YOUR TASK:
The answer must be every line of the records below that contains the word "JSON", copied out.

[[ INPUT DATA open ]]

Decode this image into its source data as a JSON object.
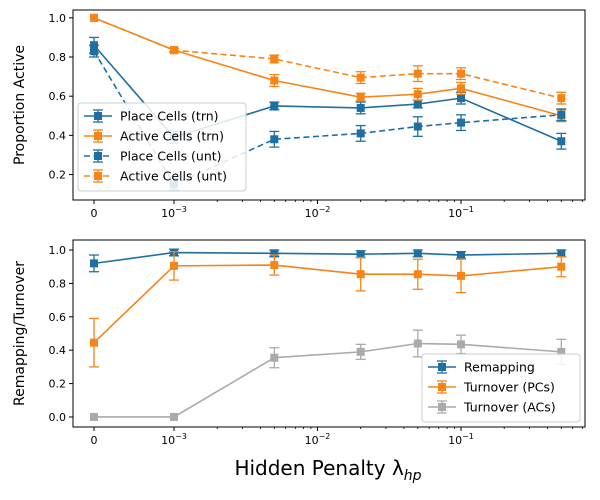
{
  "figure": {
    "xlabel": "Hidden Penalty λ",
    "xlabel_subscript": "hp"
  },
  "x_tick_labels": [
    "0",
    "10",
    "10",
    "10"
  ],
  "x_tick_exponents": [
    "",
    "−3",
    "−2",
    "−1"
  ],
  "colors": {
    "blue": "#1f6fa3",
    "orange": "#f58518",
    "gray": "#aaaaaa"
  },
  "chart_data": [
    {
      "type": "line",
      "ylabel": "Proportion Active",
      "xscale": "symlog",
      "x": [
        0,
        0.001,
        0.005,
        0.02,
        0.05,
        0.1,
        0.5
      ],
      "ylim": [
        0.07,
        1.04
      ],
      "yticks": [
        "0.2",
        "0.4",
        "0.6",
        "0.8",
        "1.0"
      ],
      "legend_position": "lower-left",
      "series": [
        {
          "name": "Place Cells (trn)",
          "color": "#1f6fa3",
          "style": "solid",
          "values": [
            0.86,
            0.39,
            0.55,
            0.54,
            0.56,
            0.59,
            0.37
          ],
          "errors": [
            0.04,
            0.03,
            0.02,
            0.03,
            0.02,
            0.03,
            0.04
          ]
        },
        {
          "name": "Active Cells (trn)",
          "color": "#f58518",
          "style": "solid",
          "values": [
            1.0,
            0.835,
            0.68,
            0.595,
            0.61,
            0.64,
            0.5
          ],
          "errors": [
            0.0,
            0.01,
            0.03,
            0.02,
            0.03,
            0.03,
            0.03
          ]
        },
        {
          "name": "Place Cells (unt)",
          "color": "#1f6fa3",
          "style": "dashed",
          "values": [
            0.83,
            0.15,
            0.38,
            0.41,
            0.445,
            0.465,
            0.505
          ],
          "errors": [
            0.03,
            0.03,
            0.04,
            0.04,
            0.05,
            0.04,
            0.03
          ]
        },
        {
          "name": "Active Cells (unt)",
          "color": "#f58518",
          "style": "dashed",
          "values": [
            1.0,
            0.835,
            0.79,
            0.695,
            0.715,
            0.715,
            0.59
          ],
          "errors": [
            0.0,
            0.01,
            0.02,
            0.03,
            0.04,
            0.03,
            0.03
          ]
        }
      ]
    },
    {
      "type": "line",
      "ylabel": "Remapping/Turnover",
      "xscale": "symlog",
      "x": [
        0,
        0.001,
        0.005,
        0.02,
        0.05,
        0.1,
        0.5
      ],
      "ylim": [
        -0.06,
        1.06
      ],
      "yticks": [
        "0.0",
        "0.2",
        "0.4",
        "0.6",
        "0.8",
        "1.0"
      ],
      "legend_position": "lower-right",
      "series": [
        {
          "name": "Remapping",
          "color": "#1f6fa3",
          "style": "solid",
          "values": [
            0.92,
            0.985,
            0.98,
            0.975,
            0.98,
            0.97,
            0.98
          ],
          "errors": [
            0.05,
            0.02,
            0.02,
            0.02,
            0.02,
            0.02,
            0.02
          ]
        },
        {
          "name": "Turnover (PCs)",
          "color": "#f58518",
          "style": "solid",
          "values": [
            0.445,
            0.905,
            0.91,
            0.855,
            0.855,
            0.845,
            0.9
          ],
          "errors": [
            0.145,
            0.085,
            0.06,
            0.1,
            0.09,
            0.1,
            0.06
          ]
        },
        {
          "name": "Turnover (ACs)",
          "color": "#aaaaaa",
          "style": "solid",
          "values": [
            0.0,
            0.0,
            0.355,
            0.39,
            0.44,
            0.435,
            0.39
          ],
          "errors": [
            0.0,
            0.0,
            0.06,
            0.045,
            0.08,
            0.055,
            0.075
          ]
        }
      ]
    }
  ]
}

[[ INPUT DATA closed ]]
[[ INPUT DATA open ]]

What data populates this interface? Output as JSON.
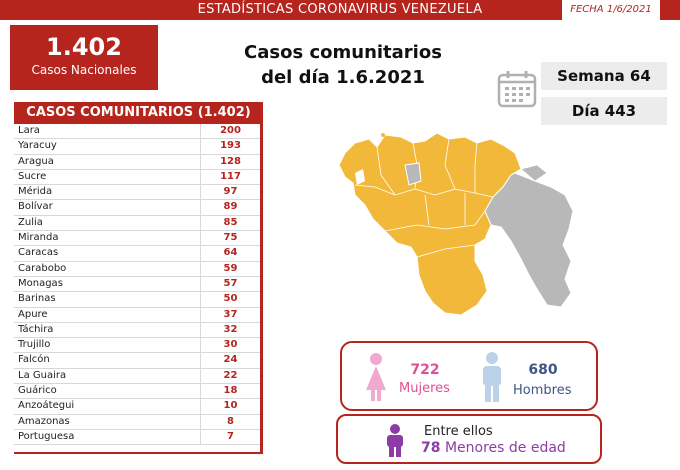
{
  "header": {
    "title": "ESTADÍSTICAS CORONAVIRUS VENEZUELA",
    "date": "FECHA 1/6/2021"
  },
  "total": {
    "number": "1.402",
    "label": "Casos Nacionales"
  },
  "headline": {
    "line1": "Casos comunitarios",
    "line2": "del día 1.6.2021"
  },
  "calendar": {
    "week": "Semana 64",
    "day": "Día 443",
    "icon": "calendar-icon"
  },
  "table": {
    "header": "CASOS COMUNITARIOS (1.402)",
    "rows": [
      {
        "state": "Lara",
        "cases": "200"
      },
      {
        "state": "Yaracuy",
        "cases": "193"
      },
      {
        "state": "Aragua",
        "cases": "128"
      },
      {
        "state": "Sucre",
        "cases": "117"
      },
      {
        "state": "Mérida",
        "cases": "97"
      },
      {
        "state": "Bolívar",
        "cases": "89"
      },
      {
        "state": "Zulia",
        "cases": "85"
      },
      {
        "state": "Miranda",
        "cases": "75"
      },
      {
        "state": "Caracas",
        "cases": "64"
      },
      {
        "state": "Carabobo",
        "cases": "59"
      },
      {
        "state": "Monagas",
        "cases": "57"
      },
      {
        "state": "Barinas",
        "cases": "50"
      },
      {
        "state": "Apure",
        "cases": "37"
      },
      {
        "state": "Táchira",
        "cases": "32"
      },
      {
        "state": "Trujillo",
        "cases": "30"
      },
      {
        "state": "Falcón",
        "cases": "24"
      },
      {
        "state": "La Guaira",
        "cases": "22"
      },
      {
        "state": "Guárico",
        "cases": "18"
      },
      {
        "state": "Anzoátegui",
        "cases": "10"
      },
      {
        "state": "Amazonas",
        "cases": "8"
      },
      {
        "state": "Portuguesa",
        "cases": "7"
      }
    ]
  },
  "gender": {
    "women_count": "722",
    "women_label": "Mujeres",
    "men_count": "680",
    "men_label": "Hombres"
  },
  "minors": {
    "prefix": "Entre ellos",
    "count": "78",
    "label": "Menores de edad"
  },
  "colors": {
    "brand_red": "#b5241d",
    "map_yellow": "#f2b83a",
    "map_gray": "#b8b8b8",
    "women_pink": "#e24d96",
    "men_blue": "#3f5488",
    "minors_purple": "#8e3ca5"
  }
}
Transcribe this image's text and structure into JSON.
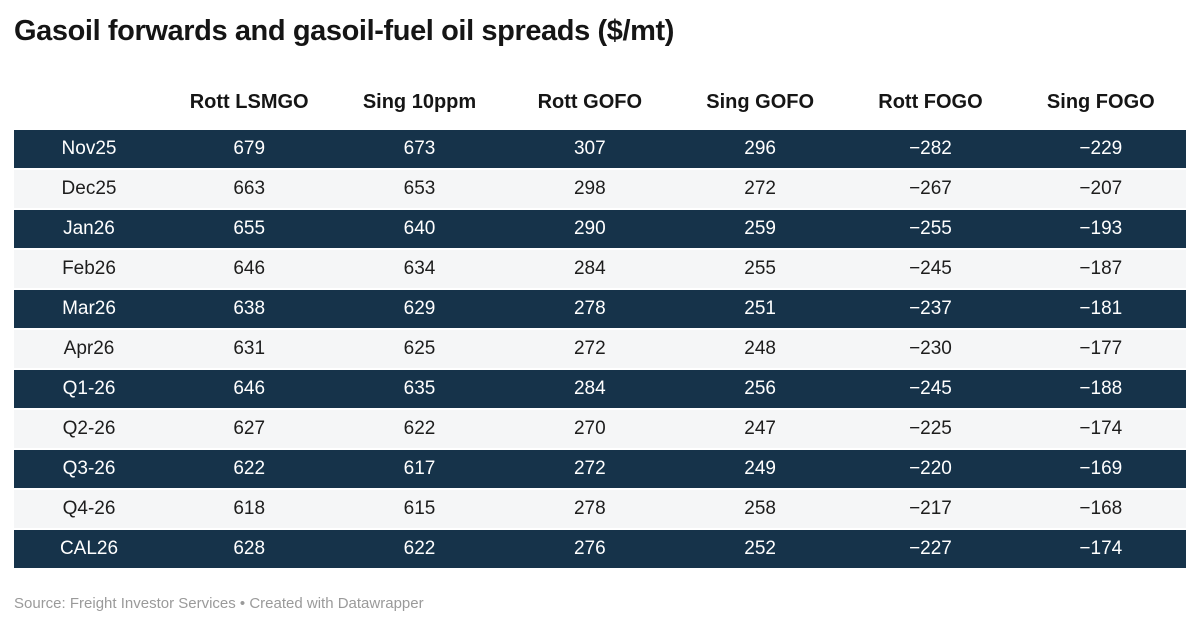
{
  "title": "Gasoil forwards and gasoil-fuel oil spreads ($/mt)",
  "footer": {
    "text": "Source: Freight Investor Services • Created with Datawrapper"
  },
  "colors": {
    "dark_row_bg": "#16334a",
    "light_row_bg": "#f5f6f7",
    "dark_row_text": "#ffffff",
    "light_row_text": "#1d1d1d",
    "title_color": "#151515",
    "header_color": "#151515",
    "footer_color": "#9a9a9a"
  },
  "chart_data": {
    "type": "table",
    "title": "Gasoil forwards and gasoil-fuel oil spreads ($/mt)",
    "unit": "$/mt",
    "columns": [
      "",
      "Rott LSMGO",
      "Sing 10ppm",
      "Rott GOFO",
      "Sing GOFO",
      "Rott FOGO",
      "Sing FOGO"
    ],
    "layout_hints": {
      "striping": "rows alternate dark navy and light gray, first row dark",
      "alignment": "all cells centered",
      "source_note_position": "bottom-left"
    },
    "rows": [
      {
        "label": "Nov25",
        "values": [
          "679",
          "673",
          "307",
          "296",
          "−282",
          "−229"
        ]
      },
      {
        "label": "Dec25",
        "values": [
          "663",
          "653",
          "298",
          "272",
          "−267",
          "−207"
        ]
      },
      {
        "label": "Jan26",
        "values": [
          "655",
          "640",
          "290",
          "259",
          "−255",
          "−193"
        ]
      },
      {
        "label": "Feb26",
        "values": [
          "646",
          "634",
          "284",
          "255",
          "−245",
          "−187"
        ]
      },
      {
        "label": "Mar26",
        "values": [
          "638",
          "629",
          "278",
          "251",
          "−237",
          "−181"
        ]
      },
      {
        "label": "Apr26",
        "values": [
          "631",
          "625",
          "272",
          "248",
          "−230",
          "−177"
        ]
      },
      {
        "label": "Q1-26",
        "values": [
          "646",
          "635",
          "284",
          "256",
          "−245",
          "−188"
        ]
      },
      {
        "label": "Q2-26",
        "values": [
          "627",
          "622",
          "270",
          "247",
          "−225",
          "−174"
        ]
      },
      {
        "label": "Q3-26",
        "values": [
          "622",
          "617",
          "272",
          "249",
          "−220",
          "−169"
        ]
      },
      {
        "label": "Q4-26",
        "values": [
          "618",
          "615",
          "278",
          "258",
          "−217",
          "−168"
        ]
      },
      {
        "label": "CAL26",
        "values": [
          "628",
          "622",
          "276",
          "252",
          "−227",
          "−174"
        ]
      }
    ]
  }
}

[[ INPUT DATA closed ]]

FINISHED TASK:
Decode this image into its source data as a JSON object.
What data populates this interface? Output as JSON.
Transcribe this image's text and structure into JSON.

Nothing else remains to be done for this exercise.